• **DATASET CONTENT**
##########

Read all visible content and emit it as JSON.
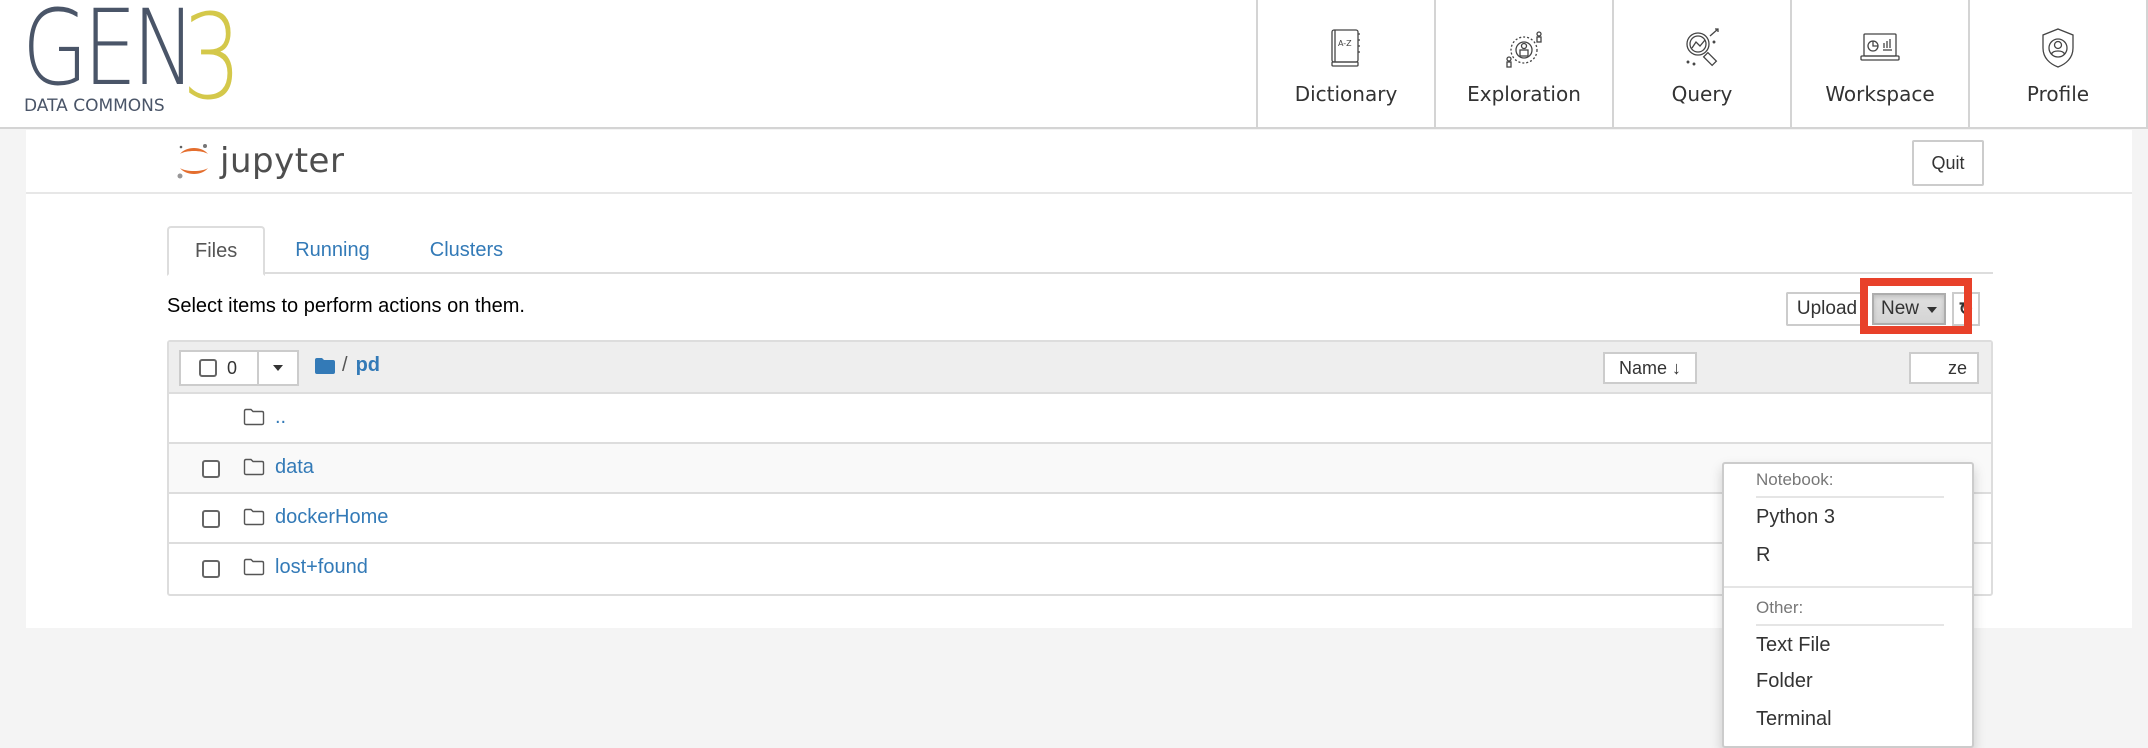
{
  "gen3": {
    "logo_main": "GEN",
    "logo_number": "3",
    "logo_sub": "DATA COMMONS",
    "nav": [
      {
        "label": "Dictionary",
        "icon": "dictionary-book-icon"
      },
      {
        "label": "Exploration",
        "icon": "exploration-icon"
      },
      {
        "label": "Query",
        "icon": "query-magnifier-icon"
      },
      {
        "label": "Workspace",
        "icon": "workspace-laptop-icon"
      },
      {
        "label": "Profile",
        "icon": "profile-shield-icon"
      }
    ]
  },
  "jupyter": {
    "logo_text": "jupyter",
    "quit_label": "Quit",
    "tabs": [
      {
        "label": "Files",
        "active": true
      },
      {
        "label": "Running",
        "active": false
      },
      {
        "label": "Clusters",
        "active": false
      }
    ],
    "select_message": "Select items to perform actions on them.",
    "upload_label": "Upload",
    "new_label": "New",
    "refresh_icon": "↻",
    "selected_count": "0",
    "breadcrumb_separator": "/",
    "current_dir": "pd",
    "sort_name_label": "Name ↓",
    "sort_size_label": "ze",
    "files": [
      {
        "name": "..",
        "type": "folder",
        "checkbox": false
      },
      {
        "name": "data",
        "type": "folder",
        "checkbox": true
      },
      {
        "name": "dockerHome",
        "type": "folder",
        "checkbox": true
      },
      {
        "name": "lost+found",
        "type": "folder",
        "checkbox": true
      }
    ],
    "new_menu": {
      "notebook_header": "Notebook:",
      "notebook_items": [
        "Python 3",
        "R"
      ],
      "other_header": "Other:",
      "other_items": [
        "Text File",
        "Folder",
        "Terminal"
      ]
    }
  },
  "colors": {
    "link": "#337ab7",
    "highlight": "#e8412a",
    "gen3_gray": "#4a5568",
    "gen3_yellow": "#d4c84a",
    "jupyter_orange": "#e46e2e"
  }
}
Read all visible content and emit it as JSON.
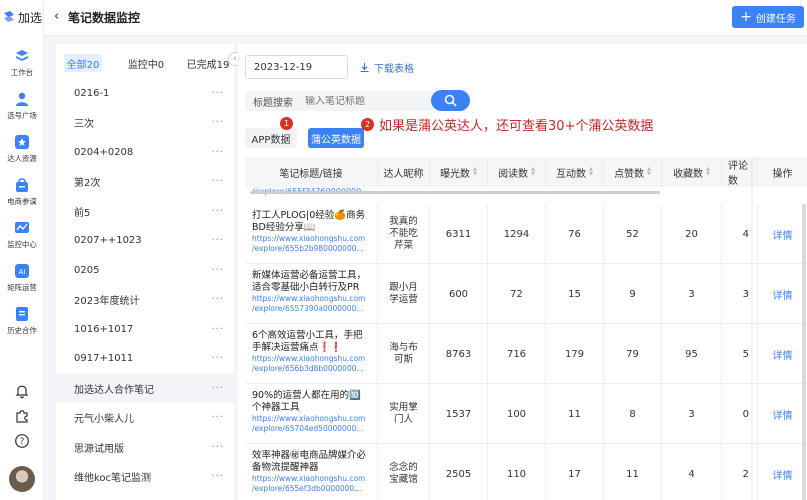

##########

• **THE EXERCISE**
Copy out the whole listing exactly, and don't carry over any pictures.

• **COMPLETED TASK**
Read all visible content and emit it as JSON.
{
  "gen3": {
    "logo_main": "GEN",
    "logo_number": "3",
    "logo_sub": "DATA COMMONS",
    "nav": [
      {
        "label": "Dictionary",
        "icon": "dictionary-book-icon"
      },
      {
        "label": "Exploration",
        "icon": "exploration-icon"
      },
      {
        "label": "Query",
        "icon": "query-magnifier-icon"
      },
      {
        "label": "Workspace",
        "icon": "workspace-laptop-icon"
      },
      {
        "label": "Profile",
        "icon": "profile-shield-icon"
      }
    ]
  },
  "jupyter": {
    "logo_text": "jupyter",
    "quit_label": "Quit",
    "tabs": [
      {
        "label": "Files",
        "active": true
      },
      {
        "label": "Running",
        "active": false
      },
      {
        "label": "Clusters",
        "active": false
      }
    ],
    "select_message": "Select items to perform actions on them.",
    "upload_label": "Upload",
    "new_label": "New",
    "refresh_icon": "↻",
    "selected_count": "0",
    "breadcrumb_separator": "/",
    "current_dir": "pd",
    "sort_name_label": "Name ↓",
    "sort_size_label": "ze",
    "files": [
      {
        "name": "..",
        "type": "folder",
        "checkbox": false
      },
      {
        "name": "data",
        "type": "folder",
        "checkbox": true
      },
      {
        "name": "dockerHome",
        "type": "folder",
        "checkbox": true
      },
      {
        "name": "lost+found",
        "type": "folder",
        "checkbox": true
      }
    ],
    "new_menu": {
      "notebook_header": "Notebook:",
      "notebook_items": [
        "Python 3",
        "R"
      ],
      "other_header": "Other:",
      "other_items": [
        "Text File",
        "Folder",
        "Terminal"
      ]
    }
  },
  "colors": {
    "link": "#337ab7",
    "highlight": "#e8412a",
    "gen3_gray": "#4a5568",
    "gen3_yellow": "#d4c84a",
    "jupyter_orange": "#e46e2e"
  }
}
Read all visible content and emit it as JSON.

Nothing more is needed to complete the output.